__EXCERPTED TEXT__:
____

Well we all know how this one goes: you start out checking the air in the tires and before you know it, there is a new set of Panasports wrapped in fresh rubber on the project car. “While-you’re-at-it-itis”. My friend Jeff calls it “shipwright’s disease”. It starts with a burned out bulb, which leads to a new light socket, that leads to new wiring, which means a new ceiling, and so on.
It’s one of the hardest things to deal with when bringing an old car back to life. You want to make things right, mostly so you can eliminate stray variables. If you fix things as you come across them, then you know they are done and you won’t be caught by surprise. The hard part is figuring out when to stop and not get carried away. Usually that is determined by budget and the amount of time you can have your baby up in the air. If time and money are no object, it can be years before the car sees the light of day – but it will be damn nice.
After doing some poking and prodding on the H20 roadster, it became obvious that the exhaust manifold had to be replaced. It was glowing red after just a few minutes of running and was making a horrible “popping” noise. There were quite a few cracks that were letting fresh air into the exhaust and fueling a near meltdown. Luckily there was a nice aftermarket header on the shelf downstairs in the reliquary (read Datsun parts hoard).
Now to get the exhaust manifold off, the intake has to come off. Which means the heater needs to be disconnected – the coolant runs through the intake to keep the carbs warm (it’s an old-fashioned notion). To get to that the carbs need to come off. But first you have to drain the radiator.
At that point you have to decide whether or not to pull the heater out and see what kind of shape it’s in. Some cars are built around the heater – you almost wonder if the first part on the assembly line was the heater and everything else was added later – Volvo 140 and 240-series come to mind. Luckily the roadster is not that bad, but the under dash console has to come out, along with all of the cables to operate the heater, defroster and fresh air vents. Of course-we’re trying to replace the exhaust manifold, remember?
I tend to err on the side of at least doing complete systems. If you mess with the front brakes, make sure to check the rear. And I like the engine to not overheat, and for the heater to make my feet nice and toasty. I live in Oregon and a heater is a must most of the year, even on a hot summer day it can get pretty cold at 70+ mph with the top down.
My friend Mike has been kind enough to come over for two work days so far to help get the car back on the road. Getting the carbs off was the usual torture, but it was interesting to find all-original 12mm nuts (modern ones are 13mm – roughly 1/2 inch).
The tear down is like an archeological dig-trying to figure out what has been done to a car over the last 40 or so years. This car is a mash-up of parts, but oddly enough, really original parts. Like charcoal in an ancient fire pit, braided cloth hoses tell me a lot about who has been under this hood before.
With the carbs and the intake manifold out of the way and the exhaust manifold unbolted, it was obvious that there was no way it was going to come out. The lower portion was wider than the space between the engine block and the frame rails. Unbolting the engine mounts and lifting the lump with a jack didn’t add any clearance – we ended up using the sawzall to cut the manifold in half just to get it out.
The “new” header was coated with VHT Flame Proof which is a ceramic-based paint that needs to be cured with a series of heat cycles. We’ll see how it stands up. Installation was a snap – we only had to take it on and off three or four times. We finally got the collector to exhaust pipe fitted and the manifold in place. While Mike buzzed up some holes in the under carb water tubes with a 110v welder, I removed the rest of the cooling system hoses.

____

__WORK TO BE COMPLETED__:
Render this sentence from the car-restoration text in Spanish: "The hard part is figuring out when to stop and not get carried away." The records have nothing to do with the car-restoration text.

__DATA LISTING__:
____

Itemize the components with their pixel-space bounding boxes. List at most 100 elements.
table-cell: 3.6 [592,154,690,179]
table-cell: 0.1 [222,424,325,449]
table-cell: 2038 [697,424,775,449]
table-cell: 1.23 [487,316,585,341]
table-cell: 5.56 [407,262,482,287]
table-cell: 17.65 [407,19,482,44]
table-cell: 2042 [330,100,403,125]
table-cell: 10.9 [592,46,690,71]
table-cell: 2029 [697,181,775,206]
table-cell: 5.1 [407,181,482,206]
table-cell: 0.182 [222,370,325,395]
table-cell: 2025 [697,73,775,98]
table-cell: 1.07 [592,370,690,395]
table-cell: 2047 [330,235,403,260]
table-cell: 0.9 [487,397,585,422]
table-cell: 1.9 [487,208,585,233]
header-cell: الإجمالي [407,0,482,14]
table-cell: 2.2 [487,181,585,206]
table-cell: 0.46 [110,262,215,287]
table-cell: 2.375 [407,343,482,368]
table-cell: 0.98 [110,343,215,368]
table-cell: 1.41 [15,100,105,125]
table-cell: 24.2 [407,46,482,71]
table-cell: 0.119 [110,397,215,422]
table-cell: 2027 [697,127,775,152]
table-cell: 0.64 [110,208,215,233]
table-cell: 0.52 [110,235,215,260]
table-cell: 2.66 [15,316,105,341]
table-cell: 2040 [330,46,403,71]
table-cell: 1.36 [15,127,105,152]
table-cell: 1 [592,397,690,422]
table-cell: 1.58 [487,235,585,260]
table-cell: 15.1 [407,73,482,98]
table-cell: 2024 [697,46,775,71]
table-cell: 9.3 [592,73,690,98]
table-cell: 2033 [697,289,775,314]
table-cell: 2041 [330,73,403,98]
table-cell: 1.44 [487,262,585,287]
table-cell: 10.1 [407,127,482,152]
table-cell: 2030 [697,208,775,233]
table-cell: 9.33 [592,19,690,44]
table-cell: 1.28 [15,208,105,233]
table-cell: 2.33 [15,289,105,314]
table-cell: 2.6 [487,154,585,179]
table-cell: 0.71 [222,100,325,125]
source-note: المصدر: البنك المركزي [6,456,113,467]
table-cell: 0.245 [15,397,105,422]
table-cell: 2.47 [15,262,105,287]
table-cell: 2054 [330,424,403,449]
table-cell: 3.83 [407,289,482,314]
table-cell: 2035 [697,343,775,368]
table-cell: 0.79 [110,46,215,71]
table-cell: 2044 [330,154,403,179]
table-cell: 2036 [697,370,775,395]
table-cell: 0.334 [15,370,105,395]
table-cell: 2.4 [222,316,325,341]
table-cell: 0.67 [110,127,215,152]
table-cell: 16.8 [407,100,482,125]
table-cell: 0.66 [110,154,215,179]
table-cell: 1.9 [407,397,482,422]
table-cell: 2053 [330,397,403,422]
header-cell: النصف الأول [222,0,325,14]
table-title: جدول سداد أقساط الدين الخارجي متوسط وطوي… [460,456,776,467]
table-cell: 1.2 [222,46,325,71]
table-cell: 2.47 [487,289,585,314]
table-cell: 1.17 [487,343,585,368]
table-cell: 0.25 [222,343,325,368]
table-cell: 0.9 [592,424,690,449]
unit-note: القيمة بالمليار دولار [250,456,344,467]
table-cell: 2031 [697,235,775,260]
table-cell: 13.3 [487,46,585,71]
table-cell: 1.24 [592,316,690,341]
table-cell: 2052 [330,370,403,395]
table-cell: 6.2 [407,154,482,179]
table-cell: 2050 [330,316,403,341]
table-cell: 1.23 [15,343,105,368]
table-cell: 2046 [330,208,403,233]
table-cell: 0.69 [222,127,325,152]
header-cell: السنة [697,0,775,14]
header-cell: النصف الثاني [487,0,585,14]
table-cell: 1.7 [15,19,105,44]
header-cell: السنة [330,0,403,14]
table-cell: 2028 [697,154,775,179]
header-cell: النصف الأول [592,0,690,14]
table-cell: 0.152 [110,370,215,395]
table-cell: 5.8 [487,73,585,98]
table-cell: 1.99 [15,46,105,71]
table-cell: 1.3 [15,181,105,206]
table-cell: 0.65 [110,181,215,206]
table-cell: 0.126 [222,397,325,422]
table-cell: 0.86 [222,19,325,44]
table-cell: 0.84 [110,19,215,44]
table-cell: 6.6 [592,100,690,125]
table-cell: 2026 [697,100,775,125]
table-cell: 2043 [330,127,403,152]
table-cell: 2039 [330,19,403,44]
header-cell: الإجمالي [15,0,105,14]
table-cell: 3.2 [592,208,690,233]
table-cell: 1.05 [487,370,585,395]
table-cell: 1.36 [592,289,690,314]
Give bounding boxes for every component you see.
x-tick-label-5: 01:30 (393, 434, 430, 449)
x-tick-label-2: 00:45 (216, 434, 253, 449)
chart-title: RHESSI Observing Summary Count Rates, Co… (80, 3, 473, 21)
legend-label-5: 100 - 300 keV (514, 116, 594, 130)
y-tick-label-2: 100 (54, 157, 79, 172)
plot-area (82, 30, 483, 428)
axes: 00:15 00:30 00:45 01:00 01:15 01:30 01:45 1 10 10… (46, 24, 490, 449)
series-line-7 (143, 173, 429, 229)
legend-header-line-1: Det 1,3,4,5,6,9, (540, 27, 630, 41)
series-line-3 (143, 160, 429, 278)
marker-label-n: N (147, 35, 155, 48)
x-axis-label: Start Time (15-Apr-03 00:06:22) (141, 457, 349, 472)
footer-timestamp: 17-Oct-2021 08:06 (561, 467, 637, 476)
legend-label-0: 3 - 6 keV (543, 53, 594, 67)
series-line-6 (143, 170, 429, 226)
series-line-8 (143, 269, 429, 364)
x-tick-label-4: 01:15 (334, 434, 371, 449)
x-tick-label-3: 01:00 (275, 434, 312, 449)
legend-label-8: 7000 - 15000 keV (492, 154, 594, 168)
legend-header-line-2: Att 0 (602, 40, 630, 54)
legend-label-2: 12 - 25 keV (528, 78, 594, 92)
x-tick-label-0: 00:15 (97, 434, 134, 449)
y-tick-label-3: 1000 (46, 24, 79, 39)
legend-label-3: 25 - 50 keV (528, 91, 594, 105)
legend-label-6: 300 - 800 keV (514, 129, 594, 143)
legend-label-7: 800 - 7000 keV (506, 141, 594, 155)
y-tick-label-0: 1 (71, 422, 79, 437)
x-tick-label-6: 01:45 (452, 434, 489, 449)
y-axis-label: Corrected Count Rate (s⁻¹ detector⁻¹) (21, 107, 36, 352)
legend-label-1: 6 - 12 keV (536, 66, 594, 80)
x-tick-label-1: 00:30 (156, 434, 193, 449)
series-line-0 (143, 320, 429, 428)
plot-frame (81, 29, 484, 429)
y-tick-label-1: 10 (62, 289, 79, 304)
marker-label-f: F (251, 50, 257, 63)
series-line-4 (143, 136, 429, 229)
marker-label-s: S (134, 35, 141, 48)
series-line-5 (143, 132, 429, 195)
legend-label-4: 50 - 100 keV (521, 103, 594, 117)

____

__RESULT OF THIS EXERCISE__:
Lo difícil es saber cuándo parar y no dejarse llevar.